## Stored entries
##############################

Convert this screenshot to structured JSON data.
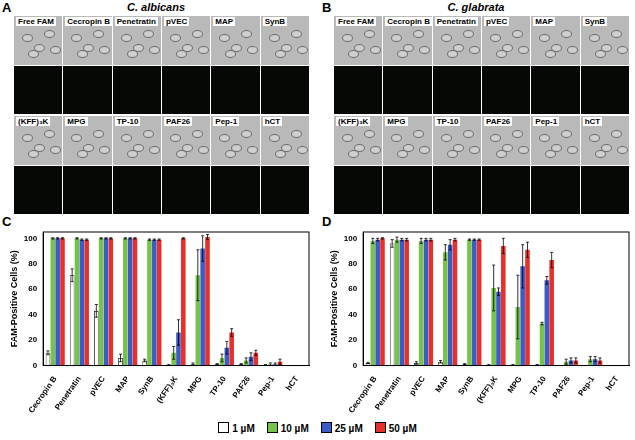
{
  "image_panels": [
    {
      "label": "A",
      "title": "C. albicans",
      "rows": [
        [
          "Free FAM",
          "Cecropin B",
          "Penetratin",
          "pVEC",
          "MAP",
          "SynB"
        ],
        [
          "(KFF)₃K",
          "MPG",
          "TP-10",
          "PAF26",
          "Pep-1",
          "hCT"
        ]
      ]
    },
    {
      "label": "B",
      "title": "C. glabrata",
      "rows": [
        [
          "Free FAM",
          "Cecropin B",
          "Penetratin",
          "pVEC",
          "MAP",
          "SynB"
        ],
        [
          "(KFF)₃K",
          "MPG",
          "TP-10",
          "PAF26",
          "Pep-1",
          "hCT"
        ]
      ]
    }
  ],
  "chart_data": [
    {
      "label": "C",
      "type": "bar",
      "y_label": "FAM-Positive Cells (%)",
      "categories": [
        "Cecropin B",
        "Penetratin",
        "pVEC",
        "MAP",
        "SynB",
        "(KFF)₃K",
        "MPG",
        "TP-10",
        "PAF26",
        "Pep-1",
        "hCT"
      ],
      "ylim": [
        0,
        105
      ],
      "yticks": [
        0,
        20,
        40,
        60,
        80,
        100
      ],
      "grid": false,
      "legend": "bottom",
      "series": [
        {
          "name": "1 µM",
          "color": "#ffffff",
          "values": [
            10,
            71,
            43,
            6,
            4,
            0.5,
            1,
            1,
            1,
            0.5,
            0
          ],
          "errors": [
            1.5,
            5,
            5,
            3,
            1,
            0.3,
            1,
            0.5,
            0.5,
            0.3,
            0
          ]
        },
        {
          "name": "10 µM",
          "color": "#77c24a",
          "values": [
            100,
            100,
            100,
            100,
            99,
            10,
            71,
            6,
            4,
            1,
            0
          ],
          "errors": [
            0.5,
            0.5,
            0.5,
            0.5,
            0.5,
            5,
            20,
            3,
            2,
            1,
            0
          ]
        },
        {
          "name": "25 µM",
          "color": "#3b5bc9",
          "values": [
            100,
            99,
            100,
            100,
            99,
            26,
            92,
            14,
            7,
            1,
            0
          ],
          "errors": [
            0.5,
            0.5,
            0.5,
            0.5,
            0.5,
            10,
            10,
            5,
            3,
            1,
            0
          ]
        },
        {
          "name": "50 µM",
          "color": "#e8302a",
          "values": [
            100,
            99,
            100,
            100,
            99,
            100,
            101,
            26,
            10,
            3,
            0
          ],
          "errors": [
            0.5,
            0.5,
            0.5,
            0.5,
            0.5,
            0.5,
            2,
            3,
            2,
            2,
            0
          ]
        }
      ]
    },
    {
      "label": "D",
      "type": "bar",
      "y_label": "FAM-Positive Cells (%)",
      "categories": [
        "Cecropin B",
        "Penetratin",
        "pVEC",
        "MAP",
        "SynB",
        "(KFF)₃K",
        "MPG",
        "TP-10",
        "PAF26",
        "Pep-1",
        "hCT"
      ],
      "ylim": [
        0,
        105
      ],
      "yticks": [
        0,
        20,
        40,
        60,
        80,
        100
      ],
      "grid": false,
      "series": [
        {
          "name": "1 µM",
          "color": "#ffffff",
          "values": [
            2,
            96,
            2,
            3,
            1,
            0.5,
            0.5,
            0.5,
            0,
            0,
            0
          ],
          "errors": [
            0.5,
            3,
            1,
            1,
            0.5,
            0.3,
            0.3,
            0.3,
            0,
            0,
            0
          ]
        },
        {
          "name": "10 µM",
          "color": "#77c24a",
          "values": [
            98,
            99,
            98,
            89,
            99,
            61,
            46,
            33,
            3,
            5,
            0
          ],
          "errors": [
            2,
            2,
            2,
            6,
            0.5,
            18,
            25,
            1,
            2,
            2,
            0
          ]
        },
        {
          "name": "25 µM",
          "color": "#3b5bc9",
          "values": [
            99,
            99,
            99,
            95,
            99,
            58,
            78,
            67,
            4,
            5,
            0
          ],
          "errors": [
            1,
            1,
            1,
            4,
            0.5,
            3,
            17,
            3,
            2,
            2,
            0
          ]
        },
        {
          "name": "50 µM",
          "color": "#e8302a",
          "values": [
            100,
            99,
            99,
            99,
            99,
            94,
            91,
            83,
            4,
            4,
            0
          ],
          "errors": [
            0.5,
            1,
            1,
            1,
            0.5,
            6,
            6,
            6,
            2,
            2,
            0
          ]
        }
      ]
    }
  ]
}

##############################

## Task objective
Each entry above should be given again exactly, with its pictures omitted.

## Result
Convert this screenshot to structured JSON data.
{
  "image_panels": [
    {
      "label": "A",
      "title": "C. albicans",
      "rows": [
        [
          "Free FAM",
          "Cecropin B",
          "Penetratin",
          "pVEC",
          "MAP",
          "SynB"
        ],
        [
          "(KFF)₃K",
          "MPG",
          "TP-10",
          "PAF26",
          "Pep-1",
          "hCT"
        ]
      ]
    },
    {
      "label": "B",
      "title": "C. glabrata",
      "rows": [
        [
          "Free FAM",
          "Cecropin B",
          "Penetratin",
          "pVEC",
          "MAP",
          "SynB"
        ],
        [
          "(KFF)₃K",
          "MPG",
          "TP-10",
          "PAF26",
          "Pep-1",
          "hCT"
        ]
      ]
    }
  ],
  "chart_data": [
    {
      "label": "C",
      "type": "bar",
      "y_label": "FAM-Positive Cells (%)",
      "categories": [
        "Cecropin B",
        "Penetratin",
        "pVEC",
        "MAP",
        "SynB",
        "(KFF)₃K",
        "MPG",
        "TP-10",
        "PAF26",
        "Pep-1",
        "hCT"
      ],
      "ylim": [
        0,
        105
      ],
      "yticks": [
        0,
        20,
        40,
        60,
        80,
        100
      ],
      "grid": false,
      "legend": "bottom",
      "series": [
        {
          "name": "1 µM",
          "color": "#ffffff",
          "values": [
            10,
            71,
            43,
            6,
            4,
            0.5,
            1,
            1,
            1,
            0.5,
            0
          ],
          "errors": [
            1.5,
            5,
            5,
            3,
            1,
            0.3,
            1,
            0.5,
            0.5,
            0.3,
            0
          ]
        },
        {
          "name": "10 µM",
          "color": "#77c24a",
          "values": [
            100,
            100,
            100,
            100,
            99,
            10,
            71,
            6,
            4,
            1,
            0
          ],
          "errors": [
            0.5,
            0.5,
            0.5,
            0.5,
            0.5,
            5,
            20,
            3,
            2,
            1,
            0
          ]
        },
        {
          "name": "25 µM",
          "color": "#3b5bc9",
          "values": [
            100,
            99,
            100,
            100,
            99,
            26,
            92,
            14,
            7,
            1,
            0
          ],
          "errors": [
            0.5,
            0.5,
            0.5,
            0.5,
            0.5,
            10,
            10,
            5,
            3,
            1,
            0
          ]
        },
        {
          "name": "50 µM",
          "color": "#e8302a",
          "values": [
            100,
            99,
            100,
            100,
            99,
            100,
            101,
            26,
            10,
            3,
            0
          ],
          "errors": [
            0.5,
            0.5,
            0.5,
            0.5,
            0.5,
            0.5,
            2,
            3,
            2,
            2,
            0
          ]
        }
      ]
    },
    {
      "label": "D",
      "type": "bar",
      "y_label": "FAM-Positive Cells (%)",
      "categories": [
        "Cecropin B",
        "Penetratin",
        "pVEC",
        "MAP",
        "SynB",
        "(KFF)₃K",
        "MPG",
        "TP-10",
        "PAF26",
        "Pep-1",
        "hCT"
      ],
      "ylim": [
        0,
        105
      ],
      "yticks": [
        0,
        20,
        40,
        60,
        80,
        100
      ],
      "grid": false,
      "series": [
        {
          "name": "1 µM",
          "color": "#ffffff",
          "values": [
            2,
            96,
            2,
            3,
            1,
            0.5,
            0.5,
            0.5,
            0,
            0,
            0
          ],
          "errors": [
            0.5,
            3,
            1,
            1,
            0.5,
            0.3,
            0.3,
            0.3,
            0,
            0,
            0
          ]
        },
        {
          "name": "10 µM",
          "color": "#77c24a",
          "values": [
            98,
            99,
            98,
            89,
            99,
            61,
            46,
            33,
            3,
            5,
            0
          ],
          "errors": [
            2,
            2,
            2,
            6,
            0.5,
            18,
            25,
            1,
            2,
            2,
            0
          ]
        },
        {
          "name": "25 µM",
          "color": "#3b5bc9",
          "values": [
            99,
            99,
            99,
            95,
            99,
            58,
            78,
            67,
            4,
            5,
            0
          ],
          "errors": [
            1,
            1,
            1,
            4,
            0.5,
            3,
            17,
            3,
            2,
            2,
            0
          ]
        },
        {
          "name": "50 µM",
          "color": "#e8302a",
          "values": [
            100,
            99,
            99,
            99,
            99,
            94,
            91,
            83,
            4,
            4,
            0
          ],
          "errors": [
            0.5,
            1,
            1,
            1,
            0.5,
            6,
            6,
            6,
            2,
            2,
            0
          ]
        }
      ]
    }
  ]
}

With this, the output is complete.